»»

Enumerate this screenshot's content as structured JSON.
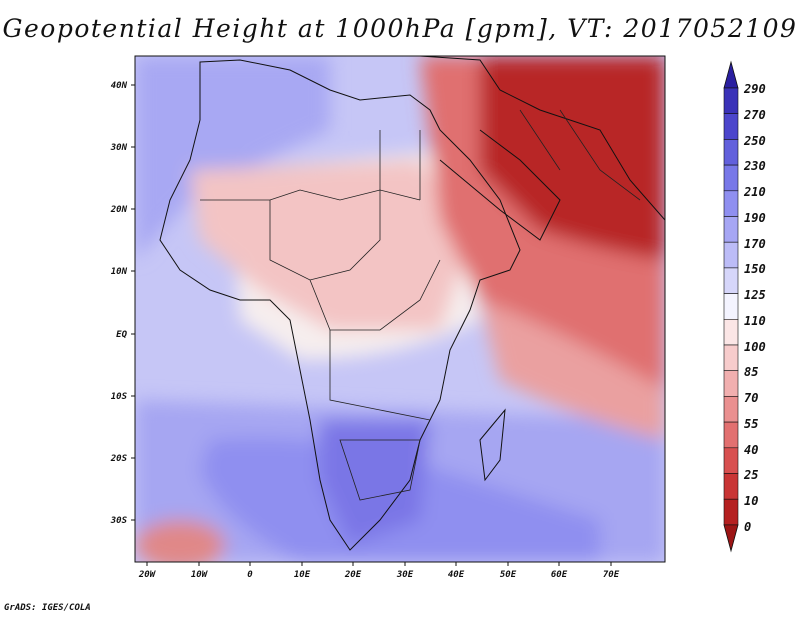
{
  "title": "Geopotential Height at 1000hPa [gpm], VT: 2017052109",
  "credit": "GrADS: IGES/COLA",
  "map": {
    "lon_labels": [
      "20W",
      "10W",
      "0",
      "10E",
      "20E",
      "30E",
      "40E",
      "50E",
      "60E",
      "70E"
    ],
    "lat_labels": [
      "40N",
      "30N",
      "20N",
      "10N",
      "EQ",
      "10S",
      "20S",
      "30S"
    ]
  },
  "colorbar": {
    "levels": [
      "290",
      "270",
      "250",
      "230",
      "210",
      "190",
      "170",
      "150",
      "125",
      "110",
      "100",
      "85",
      "70",
      "55",
      "40",
      "25",
      "10",
      "0"
    ],
    "colors": [
      "#2a1fa0",
      "#3a32b8",
      "#4c46cc",
      "#6260dc",
      "#7878e8",
      "#8f8ff0",
      "#a6a6f4",
      "#bcbcf7",
      "#d6d6fa",
      "#f4f4ff",
      "#fbe6e6",
      "#f7cccc",
      "#f1afaf",
      "#ea9090",
      "#e27070",
      "#d85050",
      "#c93535",
      "#b52020",
      "#9c1515"
    ]
  }
}
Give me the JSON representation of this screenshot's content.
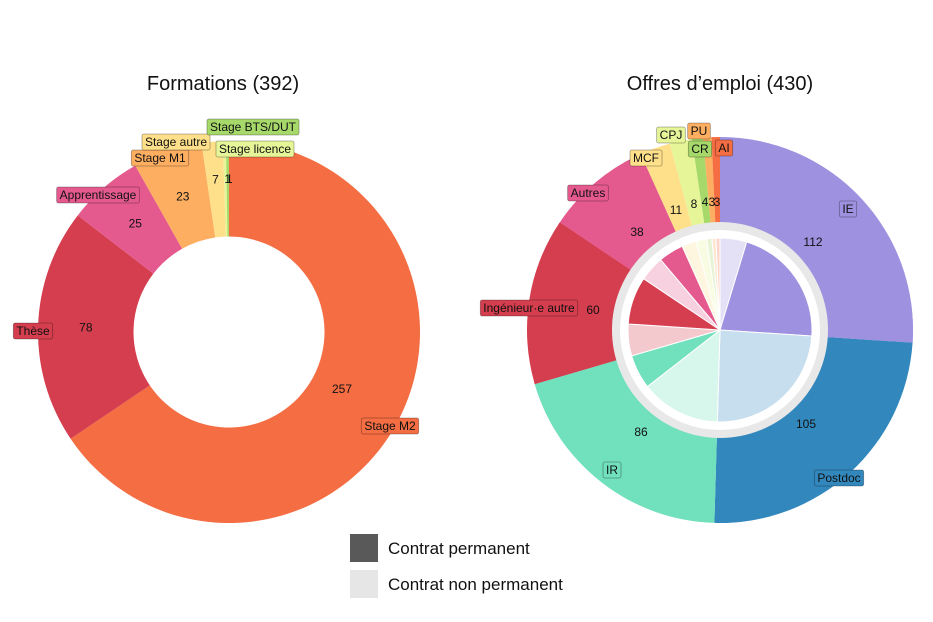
{
  "chart_data": [
    {
      "type": "pie",
      "title": "Formations (392)",
      "hole": 0.5,
      "slices": [
        {
          "name": "Stage M2",
          "value": 257,
          "color": "#f46d43",
          "label": "Stage M2",
          "value_label": "257"
        },
        {
          "name": "Thèse",
          "value": 78,
          "color": "#d53e4f",
          "label": "Thèse",
          "value_label": "78"
        },
        {
          "name": "Apprentissage",
          "value": 25,
          "color": "#e45a8e",
          "label": "Apprentissage",
          "value_label": "25"
        },
        {
          "name": "Stage M1",
          "value": 23,
          "color": "#fdae61",
          "label": "Stage M1",
          "value_label": "23"
        },
        {
          "name": "Stage autre",
          "value": 7,
          "color": "#fee08b",
          "label": "Stage autre",
          "value_label": "7"
        },
        {
          "name": "Stage licence",
          "value": 1,
          "color": "#e6f598",
          "label": "Stage licence",
          "value_label": "1"
        },
        {
          "name": "Stage BTS/DUT",
          "value": 1,
          "color": "#a6d96a",
          "label": "Stage BTS/DUT",
          "value_label": "1"
        }
      ]
    },
    {
      "type": "pie",
      "title": "Offres d’emploi (430)",
      "slices": [
        {
          "name": "IE",
          "value": 112,
          "permanent_share": 0.82,
          "color": "#9e91e0",
          "label": "IE",
          "value_label": "112"
        },
        {
          "name": "Postdoc",
          "value": 105,
          "permanent_share": 0.0,
          "color": "#3288bd",
          "label": "Postdoc",
          "value_label": "105"
        },
        {
          "name": "IR",
          "value": 86,
          "permanent_share": 0.3,
          "color": "#71e0bc",
          "label": "IR",
          "value_label": "86"
        },
        {
          "name": "Ingénieur·e autre",
          "value": 60,
          "permanent_share": 0.6,
          "color": "#d53e4f",
          "label": "Ingénieur·e autre",
          "value_label": "60"
        },
        {
          "name": "Autres",
          "value": 38,
          "permanent_share": 0.5,
          "color": "#e45a8e",
          "label": "Autres",
          "value_label": "38"
        },
        {
          "name": "MCF",
          "value": 11,
          "permanent_share": 0.0,
          "color": "#fee08b",
          "label": "MCF",
          "value_label": "11"
        },
        {
          "name": "CPJ",
          "value": 8,
          "permanent_share": 0.0,
          "color": "#e6f598",
          "label": "CPJ",
          "value_label": "8"
        },
        {
          "name": "CR",
          "value": 4,
          "permanent_share": 0.0,
          "color": "#a6d96a",
          "label": "CR",
          "value_label": "4"
        },
        {
          "name": "PU",
          "value": 3,
          "permanent_share": 0.0,
          "color": "#fdae61",
          "label": "PU",
          "value_label": "3"
        },
        {
          "name": "AI",
          "value": 3,
          "permanent_share": 0.0,
          "color": "#f46d43",
          "label": "AI",
          "value_label": "3"
        }
      ]
    }
  ],
  "legend": [
    {
      "label": "Contrat permanent",
      "color": "#595959"
    },
    {
      "label": "Contrat non permanent",
      "color": "#e6e6e6"
    }
  ]
}
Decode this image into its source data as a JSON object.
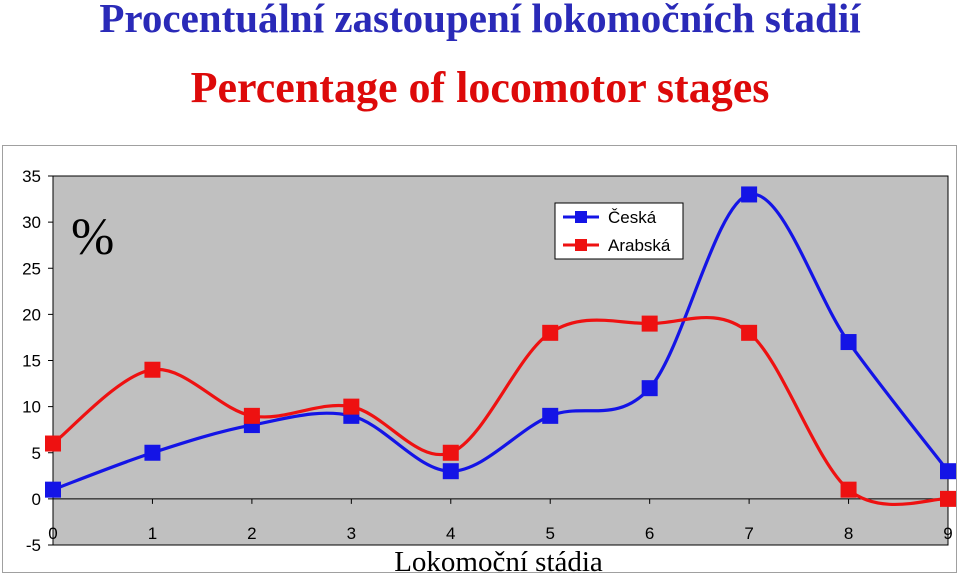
{
  "header": {
    "title_cz": "Procentuální zastoupení lokomočních stadií",
    "title_en": "Percentage of locomotor stages"
  },
  "chart_data": {
    "type": "line",
    "smooth": true,
    "x": [
      0,
      1,
      2,
      3,
      4,
      5,
      6,
      7,
      8,
      9
    ],
    "series": [
      {
        "name": "Česká",
        "color": "#1414e6",
        "values": [
          1,
          5,
          8,
          9,
          3,
          9,
          12,
          33,
          17,
          3
        ]
      },
      {
        "name": "Arabská",
        "color": "#ee1111",
        "values": [
          6,
          14,
          9,
          10,
          5,
          18,
          19,
          18,
          1,
          0
        ]
      }
    ],
    "ylabel": "%",
    "xlabel": "Lokomoční stádia",
    "xlim": [
      0,
      9
    ],
    "ylim": [
      -5,
      35
    ],
    "yticks": [
      35,
      30,
      25,
      20,
      15,
      10,
      5,
      0,
      -5
    ],
    "xticks": [
      0,
      1,
      2,
      3,
      4,
      5,
      6,
      7,
      8,
      9
    ],
    "grid": false,
    "plot_background": "#c0c0c0",
    "legend": "top-right"
  }
}
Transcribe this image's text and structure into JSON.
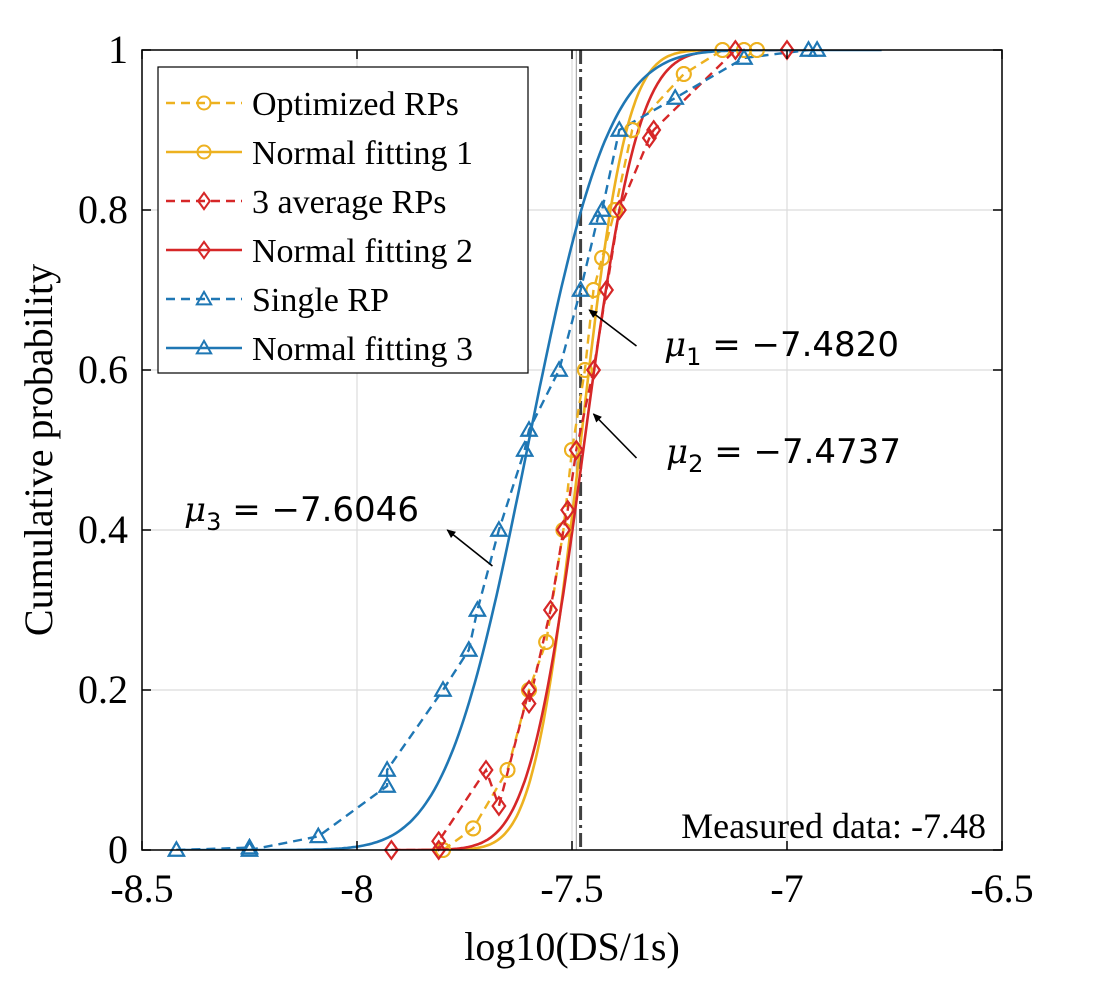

««

Given request:
Indicate how many lines of the material contain the string "image", giving the number and nothing more.

Expected output:
2